▶ [Requirement]: Look through the material and tally each line bearing the word "Average". Give only the total.

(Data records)
>>>

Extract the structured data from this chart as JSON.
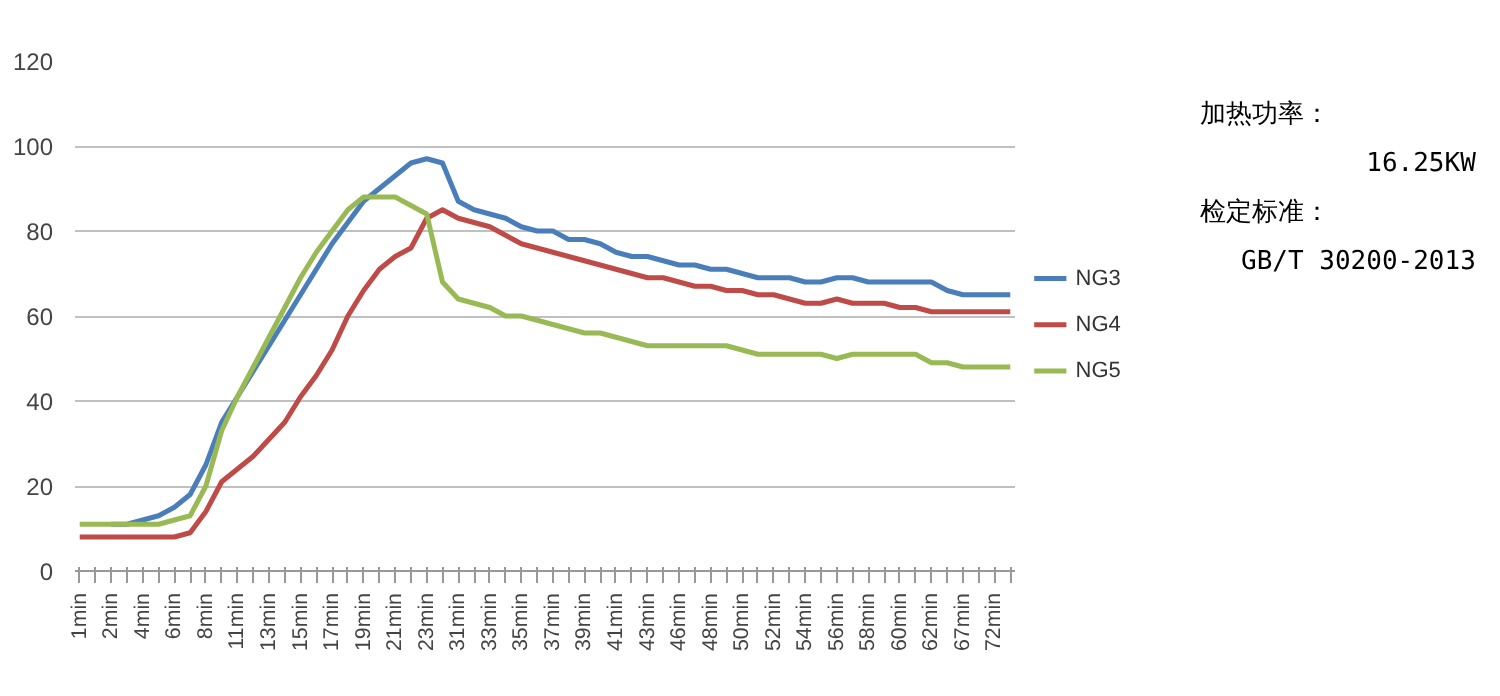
{
  "chart_data": {
    "type": "line",
    "categories": [
      "1min",
      null,
      "2min",
      null,
      "4min",
      null,
      "6min",
      null,
      "8min",
      null,
      "11min",
      null,
      "13min",
      null,
      "15min",
      null,
      "17min",
      null,
      "19min",
      null,
      "21min",
      null,
      "23min",
      null,
      "31min",
      null,
      "33min",
      null,
      "35min",
      null,
      "37min",
      null,
      "39min",
      null,
      "41min",
      null,
      "43min",
      null,
      "46min",
      null,
      "48min",
      null,
      "50min",
      null,
      "52min",
      null,
      "54min",
      null,
      "56min",
      null,
      "58min",
      null,
      "60min",
      null,
      "62min",
      null,
      "67min",
      null,
      "72min",
      null
    ],
    "series": [
      {
        "name": "NG3",
        "color": "#4a7ebb",
        "values": [
          null,
          null,
          11,
          11,
          12,
          13,
          15,
          18,
          25,
          35,
          41,
          47,
          53,
          59,
          65,
          71,
          77,
          82,
          87,
          90,
          93,
          96,
          97,
          96,
          87,
          85,
          84,
          83,
          81,
          80,
          80,
          78,
          78,
          77,
          75,
          74,
          74,
          73,
          72,
          72,
          71,
          71,
          70,
          69,
          69,
          69,
          68,
          68,
          69,
          69,
          68,
          68,
          68,
          68,
          68,
          66,
          65,
          65,
          65,
          65
        ]
      },
      {
        "name": "NG4",
        "color": "#be4b48",
        "values": [
          8,
          8,
          8,
          8,
          8,
          8,
          8,
          9,
          14,
          21,
          24,
          27,
          31,
          35,
          41,
          46,
          52,
          60,
          66,
          71,
          74,
          76,
          83,
          85,
          83,
          82,
          81,
          79,
          77,
          76,
          75,
          74,
          73,
          72,
          71,
          70,
          69,
          69,
          68,
          67,
          67,
          66,
          66,
          65,
          65,
          64,
          63,
          63,
          64,
          63,
          63,
          63,
          62,
          62,
          61,
          61,
          61,
          61,
          61,
          61
        ]
      },
      {
        "name": "NG5",
        "color": "#98b954",
        "values": [
          11,
          11,
          11,
          11,
          11,
          11,
          12,
          13,
          20,
          33,
          41,
          48,
          55,
          62,
          69,
          75,
          80,
          85,
          88,
          88,
          88,
          86,
          84,
          68,
          64,
          63,
          62,
          60,
          60,
          59,
          58,
          57,
          56,
          56,
          55,
          54,
          53,
          53,
          53,
          53,
          53,
          53,
          52,
          51,
          51,
          51,
          51,
          51,
          50,
          51,
          51,
          51,
          51,
          51,
          49,
          49,
          48,
          48,
          48,
          48
        ]
      }
    ],
    "ylim": [
      0,
      120
    ],
    "yticks": [
      0,
      20,
      40,
      60,
      80,
      100,
      120
    ],
    "grid": "y",
    "legend": "right",
    "line_style": "solid",
    "annotations": [
      "加热功率：",
      "16.25KW",
      "检定标准：",
      "GB/T 30200-2013"
    ]
  }
}
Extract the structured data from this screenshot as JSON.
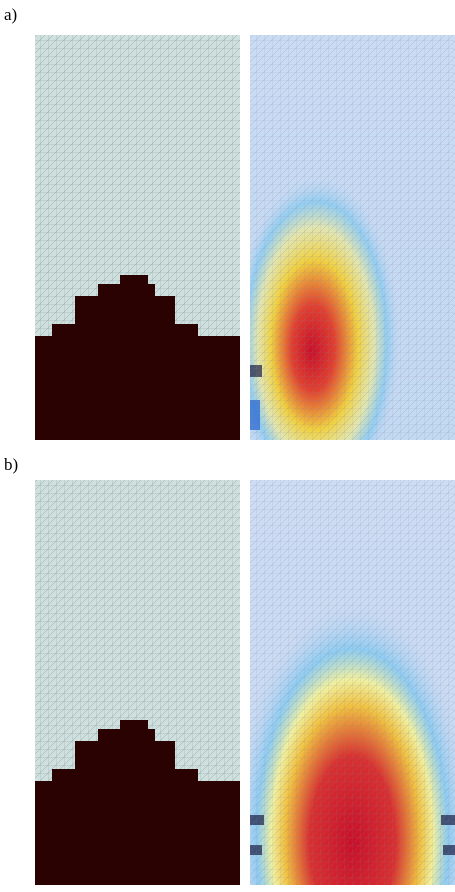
{
  "panels": [
    {
      "label": "a)"
    },
    {
      "label": "b)"
    }
  ]
}
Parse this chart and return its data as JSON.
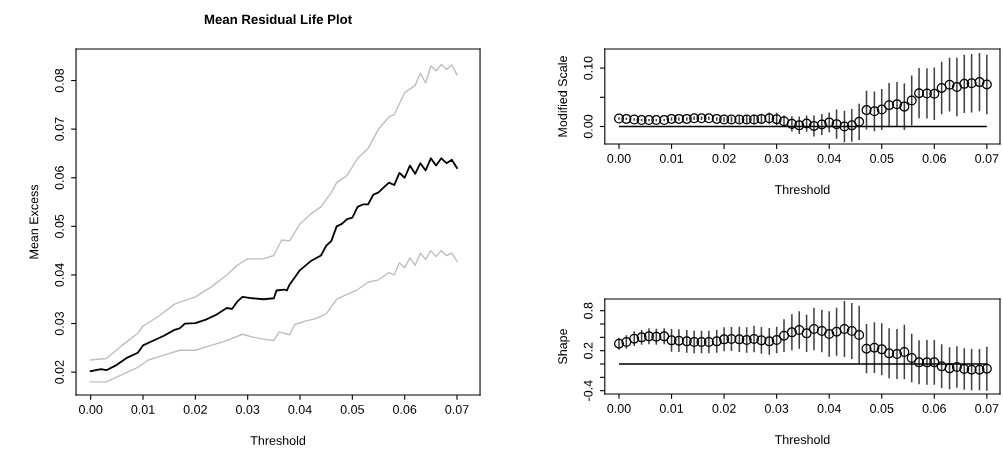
{
  "chart_data": [
    {
      "type": "line",
      "title": "Mean Residual Life Plot",
      "xlabel": "Threshold",
      "ylabel": "Mean Excess",
      "xlim": [
        -0.0028,
        0.0744
      ],
      "ylim": [
        0.0153,
        0.0865
      ],
      "xticks": [
        {
          "value": 0,
          "label": "0.00"
        },
        {
          "value": 0.01,
          "label": "0.01"
        },
        {
          "value": 0.02,
          "label": "0.02"
        },
        {
          "value": 0.03,
          "label": "0.03"
        },
        {
          "value": 0.04,
          "label": "0.04"
        },
        {
          "value": 0.05,
          "label": "0.05"
        },
        {
          "value": 0.06,
          "label": "0.06"
        },
        {
          "value": 0.07,
          "label": "0.07"
        }
      ],
      "yticks": [
        0.02,
        0.03,
        0.04,
        0.05,
        0.06,
        0.07,
        0.08
      ],
      "grid": false,
      "legend": false,
      "marker": "none",
      "line_style": "solid",
      "series": [
        {
          "color": "#bebebe",
          "x": [
            0,
            0.003,
            0.006,
            0.009,
            0.01,
            0.013,
            0.016,
            0.02,
            0.023,
            0.026,
            0.028,
            0.03,
            0.033,
            0.035,
            0.0365,
            0.038,
            0.04,
            0.042,
            0.044,
            0.046,
            0.047,
            0.049,
            0.051,
            0.053,
            0.055,
            0.057,
            0.058,
            0.06,
            0.062,
            0.063,
            0.064,
            0.065,
            0.066,
            0.067,
            0.068,
            0.069,
            0.07
          ],
          "values": [
            0.0225,
            0.0228,
            0.0255,
            0.028,
            0.0295,
            0.0315,
            0.034,
            0.0355,
            0.0375,
            0.04,
            0.042,
            0.0433,
            0.0433,
            0.044,
            0.0472,
            0.047,
            0.0505,
            0.0525,
            0.054,
            0.057,
            0.059,
            0.0605,
            0.064,
            0.066,
            0.07,
            0.0725,
            0.073,
            0.0775,
            0.079,
            0.0815,
            0.0795,
            0.083,
            0.082,
            0.0833,
            0.0823,
            0.0832,
            0.0812
          ]
        },
        {
          "color": "#bebebe",
          "x": [
            0,
            0.003,
            0.006,
            0.009,
            0.011,
            0.014,
            0.017,
            0.02,
            0.023,
            0.026,
            0.029,
            0.031,
            0.033,
            0.035,
            0.036,
            0.038,
            0.039,
            0.041,
            0.043,
            0.045,
            0.047,
            0.049,
            0.051,
            0.053,
            0.055,
            0.057,
            0.058,
            0.059,
            0.06,
            0.061,
            0.062,
            0.063,
            0.064,
            0.065,
            0.066,
            0.067,
            0.068,
            0.069,
            0.07
          ],
          "values": [
            0.018,
            0.018,
            0.0195,
            0.021,
            0.0225,
            0.0235,
            0.0245,
            0.0245,
            0.0255,
            0.0265,
            0.0278,
            0.0272,
            0.0268,
            0.0265,
            0.0283,
            0.0277,
            0.0298,
            0.0305,
            0.031,
            0.032,
            0.035,
            0.036,
            0.037,
            0.0385,
            0.039,
            0.0405,
            0.04,
            0.0425,
            0.0415,
            0.0435,
            0.042,
            0.0445,
            0.0432,
            0.045,
            0.0438,
            0.045,
            0.044,
            0.0445,
            0.0428
          ]
        },
        {
          "color": "#000000",
          "x": [
            0,
            0.002,
            0.003,
            0.005,
            0.007,
            0.009,
            0.01,
            0.012,
            0.014,
            0.016,
            0.017,
            0.018,
            0.02,
            0.022,
            0.024,
            0.026,
            0.027,
            0.028,
            0.029,
            0.031,
            0.033,
            0.035,
            0.0355,
            0.037,
            0.0375,
            0.038,
            0.04,
            0.042,
            0.044,
            0.045,
            0.046,
            0.047,
            0.048,
            0.049,
            0.05,
            0.051,
            0.052,
            0.053,
            0.054,
            0.055,
            0.056,
            0.057,
            0.058,
            0.059,
            0.06,
            0.061,
            0.062,
            0.063,
            0.064,
            0.065,
            0.066,
            0.067,
            0.068,
            0.069,
            0.07
          ],
          "values": [
            0.0202,
            0.0206,
            0.0204,
            0.0215,
            0.023,
            0.024,
            0.0255,
            0.0265,
            0.0275,
            0.0287,
            0.029,
            0.03,
            0.0301,
            0.0308,
            0.0318,
            0.0332,
            0.033,
            0.0345,
            0.0355,
            0.0352,
            0.035,
            0.0352,
            0.0368,
            0.037,
            0.0368,
            0.038,
            0.041,
            0.0428,
            0.044,
            0.046,
            0.047,
            0.05,
            0.0505,
            0.0515,
            0.0518,
            0.054,
            0.0545,
            0.0545,
            0.0565,
            0.057,
            0.058,
            0.059,
            0.0585,
            0.061,
            0.06,
            0.0625,
            0.0608,
            0.063,
            0.0615,
            0.064,
            0.0625,
            0.064,
            0.063,
            0.0637,
            0.062
          ]
        }
      ]
    },
    {
      "type": "scatter",
      "xlabel": "Threshold",
      "ylabel": "Modified Scale",
      "xlim": [
        -0.0027,
        0.0725
      ],
      "ylim": [
        -0.03,
        0.1326
      ],
      "xticks": [
        {
          "value": 0,
          "label": "0.00"
        },
        {
          "value": 0.01,
          "label": "0.01"
        },
        {
          "value": 0.02,
          "label": "0.02"
        },
        {
          "value": 0.03,
          "label": "0.03"
        },
        {
          "value": 0.04,
          "label": "0.04"
        },
        {
          "value": 0.05,
          "label": "0.05"
        },
        {
          "value": 0.06,
          "label": "0.06"
        },
        {
          "value": 0.07,
          "label": "0.07"
        }
      ],
      "yticks": [
        {
          "value": 0,
          "label": "0.00"
        },
        {
          "value": 0.05,
          "label": null
        },
        {
          "value": 0.1,
          "label": "0.10"
        }
      ],
      "grid": false,
      "legend": false,
      "marker": "circle",
      "ref_lines": [
        {
          "axis": "y",
          "value": 0,
          "color": "#000000"
        }
      ],
      "x": [
        0,
        0.0014,
        0.0029,
        0.0043,
        0.0057,
        0.0071,
        0.0086,
        0.01,
        0.0114,
        0.0129,
        0.0143,
        0.0157,
        0.0171,
        0.0186,
        0.02,
        0.0214,
        0.0229,
        0.0243,
        0.0257,
        0.0271,
        0.0286,
        0.03,
        0.0314,
        0.0329,
        0.0343,
        0.0357,
        0.0371,
        0.0386,
        0.04,
        0.0414,
        0.0429,
        0.0443,
        0.0457,
        0.0471,
        0.0486,
        0.05,
        0.0514,
        0.0529,
        0.0543,
        0.0557,
        0.0571,
        0.0586,
        0.06,
        0.0614,
        0.0629,
        0.0643,
        0.0657,
        0.0671,
        0.0686,
        0.07
      ],
      "series": [
        {
          "color": "#000000",
          "values": [
            0.0137,
            0.013,
            0.012,
            0.011,
            0.011,
            0.011,
            0.011,
            0.013,
            0.013,
            0.013,
            0.014,
            0.014,
            0.014,
            0.013,
            0.012,
            0.012,
            0.012,
            0.012,
            0.012,
            0.013,
            0.014,
            0.0125,
            0.009,
            0.0045,
            0.002,
            0.005,
            0.001,
            0.0035,
            0.007,
            0.004,
            0.0,
            0.002,
            0.008,
            0.028,
            0.026,
            0.029,
            0.0365,
            0.038,
            0.034,
            0.0445,
            0.057,
            0.0565,
            0.056,
            0.066,
            0.0715,
            0.0675,
            0.073,
            0.074,
            0.076,
            0.072
          ],
          "errors": [
            0.002,
            0.002,
            0.002,
            0.002,
            0.002,
            0.002,
            0.002,
            0.003,
            0.003,
            0.003,
            0.003,
            0.003,
            0.003,
            0.003,
            0.004,
            0.005,
            0.006,
            0.007,
            0.008,
            0.009,
            0.01,
            0.011,
            0.01,
            0.013,
            0.015,
            0.014,
            0.018,
            0.018,
            0.017,
            0.025,
            0.027,
            0.028,
            0.031,
            0.033,
            0.034,
            0.035,
            0.038,
            0.038,
            0.04,
            0.043,
            0.043,
            0.043,
            0.045,
            0.045,
            0.046,
            0.05,
            0.05,
            0.05,
            0.05,
            0.051
          ]
        }
      ]
    },
    {
      "type": "scatter",
      "xlabel": "Threshold",
      "ylabel": "Shape",
      "xlim": [
        -0.0027,
        0.0725
      ],
      "ylim": [
        -0.45,
        0.975
      ],
      "xticks": [
        {
          "value": 0,
          "label": "0.00"
        },
        {
          "value": 0.01,
          "label": "0.01"
        },
        {
          "value": 0.02,
          "label": "0.02"
        },
        {
          "value": 0.03,
          "label": "0.03"
        },
        {
          "value": 0.04,
          "label": "0.04"
        },
        {
          "value": 0.05,
          "label": "0.05"
        },
        {
          "value": 0.06,
          "label": "0.06"
        },
        {
          "value": 0.07,
          "label": "0.07"
        }
      ],
      "yticks": [
        -0.4,
        {
          "value": -0.2,
          "label": null
        },
        {
          "value": 0,
          "label": null
        },
        0.2,
        {
          "value": 0.4,
          "label": null
        },
        {
          "value": 0.6,
          "label": null
        },
        0.8
      ],
      "grid": false,
      "legend": false,
      "marker": "circle",
      "ref_lines": [
        {
          "axis": "y",
          "value": 0,
          "color": "#000000"
        }
      ],
      "x": [
        0,
        0.0014,
        0.0029,
        0.0043,
        0.0057,
        0.0071,
        0.0086,
        0.01,
        0.0114,
        0.0129,
        0.0143,
        0.0157,
        0.0171,
        0.0186,
        0.02,
        0.0214,
        0.0229,
        0.0243,
        0.0257,
        0.0271,
        0.0286,
        0.03,
        0.0314,
        0.0329,
        0.0343,
        0.0357,
        0.0371,
        0.0386,
        0.04,
        0.0414,
        0.0429,
        0.0443,
        0.0457,
        0.0471,
        0.0486,
        0.05,
        0.0514,
        0.0529,
        0.0543,
        0.0557,
        0.0571,
        0.0586,
        0.06,
        0.0614,
        0.0629,
        0.0643,
        0.0657,
        0.0671,
        0.0686,
        0.07
      ],
      "series": [
        {
          "color": "#000000",
          "values": [
            0.305,
            0.33,
            0.38,
            0.4,
            0.415,
            0.41,
            0.415,
            0.355,
            0.35,
            0.34,
            0.33,
            0.33,
            0.33,
            0.34,
            0.37,
            0.375,
            0.37,
            0.36,
            0.375,
            0.355,
            0.34,
            0.36,
            0.425,
            0.475,
            0.51,
            0.46,
            0.525,
            0.495,
            0.45,
            0.485,
            0.525,
            0.495,
            0.435,
            0.23,
            0.245,
            0.22,
            0.16,
            0.15,
            0.18,
            0.09,
            0.025,
            0.025,
            0.025,
            -0.035,
            -0.065,
            -0.045,
            -0.075,
            -0.085,
            -0.085,
            -0.07
          ],
          "errors": [
            0.09,
            0.1,
            0.11,
            0.11,
            0.12,
            0.12,
            0.12,
            0.17,
            0.17,
            0.17,
            0.17,
            0.17,
            0.17,
            0.17,
            0.18,
            0.18,
            0.19,
            0.19,
            0.2,
            0.2,
            0.2,
            0.2,
            0.245,
            0.27,
            0.28,
            0.28,
            0.32,
            0.32,
            0.34,
            0.36,
            0.42,
            0.42,
            0.44,
            0.37,
            0.38,
            0.39,
            0.375,
            0.375,
            0.41,
            0.365,
            0.33,
            0.335,
            0.335,
            0.33,
            0.315,
            0.31,
            0.31,
            0.31,
            0.31,
            0.33
          ]
        }
      ]
    }
  ]
}
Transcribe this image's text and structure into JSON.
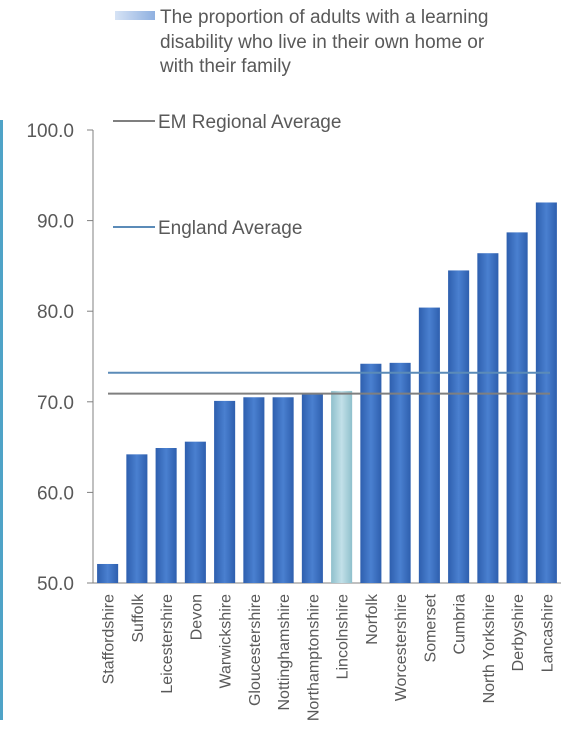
{
  "chart_data": {
    "type": "bar",
    "title": "",
    "xlabel": "",
    "ylabel": "",
    "ylim": [
      50,
      100
    ],
    "yticks": [
      "50.0",
      "60.0",
      "70.0",
      "80.0",
      "90.0",
      "100.0"
    ],
    "categories": [
      "Staffordshire",
      "Suffolk",
      "Leicestershire",
      "Devon",
      "Warwickshire",
      "Gloucestershire",
      "Nottinghamshire",
      "Northamptonshire",
      "Lincolnshire",
      "Norfolk",
      "Worcestershire",
      "Somerset",
      "Cumbria",
      "North Yorkshire",
      "Derbyshire",
      "Lancashire"
    ],
    "series": [
      {
        "name": "The proportion of adults with a learning disability who live in their own home or with their family",
        "values": [
          52.1,
          64.2,
          64.9,
          65.6,
          70.1,
          70.5,
          70.5,
          70.9,
          71.2,
          74.2,
          74.3,
          80.4,
          84.5,
          86.4,
          88.7,
          92.0
        ],
        "color": "#3A6FC4",
        "highlight_category": "Lincolnshire",
        "highlight_color": "#A8CFD9"
      }
    ],
    "reference_lines": [
      {
        "name": "EM Regional Average",
        "value": 70.9,
        "color": "#7F7F7F"
      },
      {
        "name": "England Average",
        "value": 73.2,
        "color": "#5B8BB8"
      }
    ],
    "legend_lines": [
      "The proportion of adults with a learning",
      "disability who live in their own home or",
      "with their family"
    ],
    "grid": false,
    "legend_position": "top"
  }
}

<<<

▶ [Exercise response]: 2